Objective:
Check the listing below line by line and report how many lines hold "right", with no other words.

Records for this task:
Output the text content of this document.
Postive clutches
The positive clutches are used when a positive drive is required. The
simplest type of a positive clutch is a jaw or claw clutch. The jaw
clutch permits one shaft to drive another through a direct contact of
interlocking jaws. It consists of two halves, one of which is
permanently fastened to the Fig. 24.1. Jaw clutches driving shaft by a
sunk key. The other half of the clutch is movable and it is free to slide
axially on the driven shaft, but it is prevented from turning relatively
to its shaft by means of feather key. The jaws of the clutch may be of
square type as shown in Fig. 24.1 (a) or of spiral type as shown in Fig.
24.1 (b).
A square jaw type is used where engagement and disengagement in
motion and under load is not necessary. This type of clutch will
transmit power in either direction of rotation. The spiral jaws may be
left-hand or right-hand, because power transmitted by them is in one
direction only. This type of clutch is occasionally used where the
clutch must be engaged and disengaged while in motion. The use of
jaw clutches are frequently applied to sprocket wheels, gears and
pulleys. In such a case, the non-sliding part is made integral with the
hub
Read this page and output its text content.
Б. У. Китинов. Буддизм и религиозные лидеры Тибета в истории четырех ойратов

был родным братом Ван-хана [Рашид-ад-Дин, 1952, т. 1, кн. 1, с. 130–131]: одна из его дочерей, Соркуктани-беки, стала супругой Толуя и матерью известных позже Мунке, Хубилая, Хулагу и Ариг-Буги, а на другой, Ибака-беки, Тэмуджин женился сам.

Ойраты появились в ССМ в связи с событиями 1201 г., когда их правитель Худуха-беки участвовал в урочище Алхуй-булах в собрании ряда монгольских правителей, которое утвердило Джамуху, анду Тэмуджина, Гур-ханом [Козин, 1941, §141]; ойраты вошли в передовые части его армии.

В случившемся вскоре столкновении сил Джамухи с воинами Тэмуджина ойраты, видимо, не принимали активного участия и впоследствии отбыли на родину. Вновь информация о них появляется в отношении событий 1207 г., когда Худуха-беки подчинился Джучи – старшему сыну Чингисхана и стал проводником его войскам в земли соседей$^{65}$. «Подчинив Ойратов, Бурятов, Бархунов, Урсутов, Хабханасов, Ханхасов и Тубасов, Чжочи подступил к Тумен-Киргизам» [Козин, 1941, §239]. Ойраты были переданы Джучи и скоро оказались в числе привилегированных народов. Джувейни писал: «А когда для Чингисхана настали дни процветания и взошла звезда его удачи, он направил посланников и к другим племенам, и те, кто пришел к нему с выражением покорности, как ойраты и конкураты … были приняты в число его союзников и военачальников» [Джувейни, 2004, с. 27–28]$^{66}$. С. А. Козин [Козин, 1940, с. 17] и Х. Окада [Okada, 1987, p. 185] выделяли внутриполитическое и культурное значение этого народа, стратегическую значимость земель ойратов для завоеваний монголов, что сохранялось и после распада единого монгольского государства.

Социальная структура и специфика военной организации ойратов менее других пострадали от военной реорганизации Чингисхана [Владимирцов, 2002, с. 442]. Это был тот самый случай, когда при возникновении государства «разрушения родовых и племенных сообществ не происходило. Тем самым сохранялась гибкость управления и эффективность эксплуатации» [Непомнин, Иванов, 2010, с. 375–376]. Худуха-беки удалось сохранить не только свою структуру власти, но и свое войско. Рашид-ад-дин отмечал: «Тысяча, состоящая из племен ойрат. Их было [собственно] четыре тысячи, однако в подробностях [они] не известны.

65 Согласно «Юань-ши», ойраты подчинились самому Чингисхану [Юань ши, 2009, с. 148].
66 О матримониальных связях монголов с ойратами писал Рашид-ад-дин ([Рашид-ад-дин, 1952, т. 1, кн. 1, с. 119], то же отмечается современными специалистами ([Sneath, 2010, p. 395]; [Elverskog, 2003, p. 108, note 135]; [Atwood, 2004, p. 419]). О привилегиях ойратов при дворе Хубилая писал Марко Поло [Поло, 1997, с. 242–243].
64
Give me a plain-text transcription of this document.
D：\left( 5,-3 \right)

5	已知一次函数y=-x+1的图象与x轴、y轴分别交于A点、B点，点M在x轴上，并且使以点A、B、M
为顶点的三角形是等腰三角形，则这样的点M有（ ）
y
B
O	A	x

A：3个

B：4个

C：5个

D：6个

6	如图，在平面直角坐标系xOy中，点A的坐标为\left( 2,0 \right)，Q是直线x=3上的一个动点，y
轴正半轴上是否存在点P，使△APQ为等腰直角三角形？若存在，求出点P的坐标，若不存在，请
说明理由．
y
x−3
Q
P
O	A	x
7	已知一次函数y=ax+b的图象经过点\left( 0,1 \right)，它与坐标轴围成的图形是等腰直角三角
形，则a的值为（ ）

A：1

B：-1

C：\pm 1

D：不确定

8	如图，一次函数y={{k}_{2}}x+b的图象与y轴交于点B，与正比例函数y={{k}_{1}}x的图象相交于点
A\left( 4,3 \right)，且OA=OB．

Task answer:
5